Prüfungsbereich Wirtschafts- und Sozialkunde
Der Prüfungsteilnehmer bearbeitet in 60 Minuten schriftlich Aufgaben. Er weist nach, dass er allgemeine wirtschaftliche und gesellschaftliche Zusammenhänge der Berufs- und Arbeitswelt darstellen und beurteilen kann.
Gewichtung der Prüfungsbereiche
Die Prüfungsbereiche werden wie folgt gewichtet:
Prüfungsbereich Gewichtung Druckverarbeitung 50 Prozent Auftragsplanung und Kommunikation 20 Prozent Prozesstechnologie 20 Prozent Wirtschafts- und Sozialkunde 10 Prozent Bestehensregelung
Die Prüfung ist bestanden, wenn die Leistungen im Gesamtergebnis mit mindestens „ausreichend“, im Prüfungsbereich „Druckverarbeitung“ mit mindestens „ausreichend“, in mindestens zwei weiteren Prüfungsbereichen mit mindestens „ausreichend“ und in keinem Prüfungsbereich mit „ungenügend“ bewertet worden sind.
Mündliche Ergänzungsprüfung
Eine mündliche Ergänzungsprüfung von etwa 15 Minuten Dauer ist in den Prüfungsbereichen „Auftragsplanung und Kommunikation“, „Prozesstechnologie“ oder „Wirtschafts- und Sozialkunde“ möglich, wenn damit die Abschlussprüfung bestanden werden kann. Voraussetzung ist, dass diese Prüfungsbereiche mit schlechter als „ausreichend“ bewertet wurden. Eine mündliche Ergänzungsprüfung zur Verbesserung der Note ist nicht möglich.
____
_Aufgabenstellung_:
1. Nenne alle Prüfungsbereiche, die der Textauszug zur Prüfungsordnung aufführt, jeweils mit ihrer Gewichtung.
2. Wie lange dauert laut dem Textauszug zur Prüfungsordnung die mündliche Ergänzungsprüfung?
3. Schreibe den Textauszug zur Prüfungsordnung im Anschluss an seinen letzten Satz weiter.
____
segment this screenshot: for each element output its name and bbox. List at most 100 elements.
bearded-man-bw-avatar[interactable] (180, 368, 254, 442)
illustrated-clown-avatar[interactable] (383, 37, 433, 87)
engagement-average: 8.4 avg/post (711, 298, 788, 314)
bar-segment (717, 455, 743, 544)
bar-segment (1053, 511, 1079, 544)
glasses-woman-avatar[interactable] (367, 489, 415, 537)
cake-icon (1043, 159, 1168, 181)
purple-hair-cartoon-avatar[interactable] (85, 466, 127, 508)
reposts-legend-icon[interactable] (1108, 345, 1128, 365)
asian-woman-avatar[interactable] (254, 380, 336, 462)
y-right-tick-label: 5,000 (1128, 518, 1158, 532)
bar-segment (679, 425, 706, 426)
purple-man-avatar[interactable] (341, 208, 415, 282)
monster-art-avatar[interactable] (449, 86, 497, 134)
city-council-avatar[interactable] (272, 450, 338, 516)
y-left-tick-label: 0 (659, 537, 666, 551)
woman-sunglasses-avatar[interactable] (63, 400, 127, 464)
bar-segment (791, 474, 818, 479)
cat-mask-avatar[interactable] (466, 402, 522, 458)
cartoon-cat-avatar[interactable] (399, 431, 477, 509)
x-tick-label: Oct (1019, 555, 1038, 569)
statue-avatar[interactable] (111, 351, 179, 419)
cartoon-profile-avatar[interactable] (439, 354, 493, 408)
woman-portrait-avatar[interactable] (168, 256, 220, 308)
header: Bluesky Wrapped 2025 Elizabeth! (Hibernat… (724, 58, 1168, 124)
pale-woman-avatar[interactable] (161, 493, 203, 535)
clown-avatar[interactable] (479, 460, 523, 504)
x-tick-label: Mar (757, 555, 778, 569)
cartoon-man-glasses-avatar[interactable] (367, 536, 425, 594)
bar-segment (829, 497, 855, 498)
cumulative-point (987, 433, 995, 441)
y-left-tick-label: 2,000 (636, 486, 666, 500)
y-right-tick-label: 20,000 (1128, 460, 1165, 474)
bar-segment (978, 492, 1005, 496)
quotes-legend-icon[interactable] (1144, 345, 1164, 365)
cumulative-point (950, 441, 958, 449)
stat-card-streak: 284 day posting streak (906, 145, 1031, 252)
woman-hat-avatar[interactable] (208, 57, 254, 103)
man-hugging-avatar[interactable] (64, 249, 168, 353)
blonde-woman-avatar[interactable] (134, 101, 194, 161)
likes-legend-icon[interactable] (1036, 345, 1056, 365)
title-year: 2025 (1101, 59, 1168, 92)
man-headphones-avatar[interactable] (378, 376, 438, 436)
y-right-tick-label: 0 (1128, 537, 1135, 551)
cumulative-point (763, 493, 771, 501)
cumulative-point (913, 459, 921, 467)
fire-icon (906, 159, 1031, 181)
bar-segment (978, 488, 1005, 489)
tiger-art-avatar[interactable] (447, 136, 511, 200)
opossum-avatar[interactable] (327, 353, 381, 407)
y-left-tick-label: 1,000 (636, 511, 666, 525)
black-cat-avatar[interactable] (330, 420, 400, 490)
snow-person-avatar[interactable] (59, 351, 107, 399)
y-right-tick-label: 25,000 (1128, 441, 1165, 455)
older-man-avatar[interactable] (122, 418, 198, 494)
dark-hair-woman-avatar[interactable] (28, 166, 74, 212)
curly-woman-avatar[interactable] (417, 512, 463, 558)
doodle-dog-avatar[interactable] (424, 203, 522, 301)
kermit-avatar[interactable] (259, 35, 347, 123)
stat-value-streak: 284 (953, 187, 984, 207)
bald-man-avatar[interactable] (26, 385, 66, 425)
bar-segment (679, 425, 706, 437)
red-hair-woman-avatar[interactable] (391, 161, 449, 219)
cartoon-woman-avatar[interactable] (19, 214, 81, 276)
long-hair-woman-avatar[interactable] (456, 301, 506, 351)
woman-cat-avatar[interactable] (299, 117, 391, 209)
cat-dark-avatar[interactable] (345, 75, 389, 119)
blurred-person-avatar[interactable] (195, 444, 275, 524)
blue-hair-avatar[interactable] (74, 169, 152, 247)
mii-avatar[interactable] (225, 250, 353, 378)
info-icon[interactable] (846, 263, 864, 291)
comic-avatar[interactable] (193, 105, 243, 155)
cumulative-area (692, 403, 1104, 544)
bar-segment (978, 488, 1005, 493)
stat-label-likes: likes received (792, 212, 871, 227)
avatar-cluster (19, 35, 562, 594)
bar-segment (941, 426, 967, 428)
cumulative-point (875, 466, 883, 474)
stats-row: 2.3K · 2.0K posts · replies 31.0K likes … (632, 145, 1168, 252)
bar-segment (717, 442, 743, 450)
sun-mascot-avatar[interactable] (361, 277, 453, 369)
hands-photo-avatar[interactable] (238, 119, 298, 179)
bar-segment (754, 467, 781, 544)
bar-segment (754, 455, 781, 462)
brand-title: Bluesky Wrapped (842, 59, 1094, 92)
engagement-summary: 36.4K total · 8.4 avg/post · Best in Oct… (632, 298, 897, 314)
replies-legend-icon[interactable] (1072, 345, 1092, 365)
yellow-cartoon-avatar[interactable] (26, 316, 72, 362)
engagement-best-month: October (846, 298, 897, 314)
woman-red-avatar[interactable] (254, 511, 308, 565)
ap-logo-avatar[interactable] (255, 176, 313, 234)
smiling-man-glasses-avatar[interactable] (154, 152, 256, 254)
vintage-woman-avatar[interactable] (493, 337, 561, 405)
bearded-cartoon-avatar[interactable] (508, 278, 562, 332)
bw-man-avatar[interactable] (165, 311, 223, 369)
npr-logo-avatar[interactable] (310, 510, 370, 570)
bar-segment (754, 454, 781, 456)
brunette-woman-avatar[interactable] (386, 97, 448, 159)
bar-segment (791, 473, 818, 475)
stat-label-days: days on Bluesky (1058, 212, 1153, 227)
____
_Lösungen_:
1.
Druckverarbeitung: 50 Prozent
Auftragsplanung und Kommunikation: 20 Prozent
Prozesstechnologie: 20 Prozent
Wirtschafts- und Sozialkunde: 10 Prozent

2. Etwa 15 Minuten.

3.
Anrechnungsmöglichkeiten
Ein Auszubildender, der seine Berufsausbildung im Ausbildungsberuf Maschinen- und Anlagenführer im Schwerpunkt Druckweiter- und Papierverarbeitung erfolgreich abgeschlossen hat, kann die Ausbildungsdauer einer Berufsausbildung zum Medientechnologen Druckverarbeitung um zwei Jahre verkürzen.
Einzelnachweise
- ↑ Geplante Struktur des Medientechnologen Druckverarbeitung auf der Seite des bvdm. Abgerufen am 6. Januar 2011
- ↑ § 38 Berufsbildungsgesetz auf juris.de, abgerufen am 9. Juni 2011.
Weblinks
- Ausbildungsordnung zum Medientechnologen Druckverarbeitung auf Gesetzesportal.de, PDF, abgerufen am 1. Juni 2011
- Webseite des bvdm mit weiterführenden Informationen zum Medientechnologen Druckverarbeitung Abgerufen am 6. Januar 2011.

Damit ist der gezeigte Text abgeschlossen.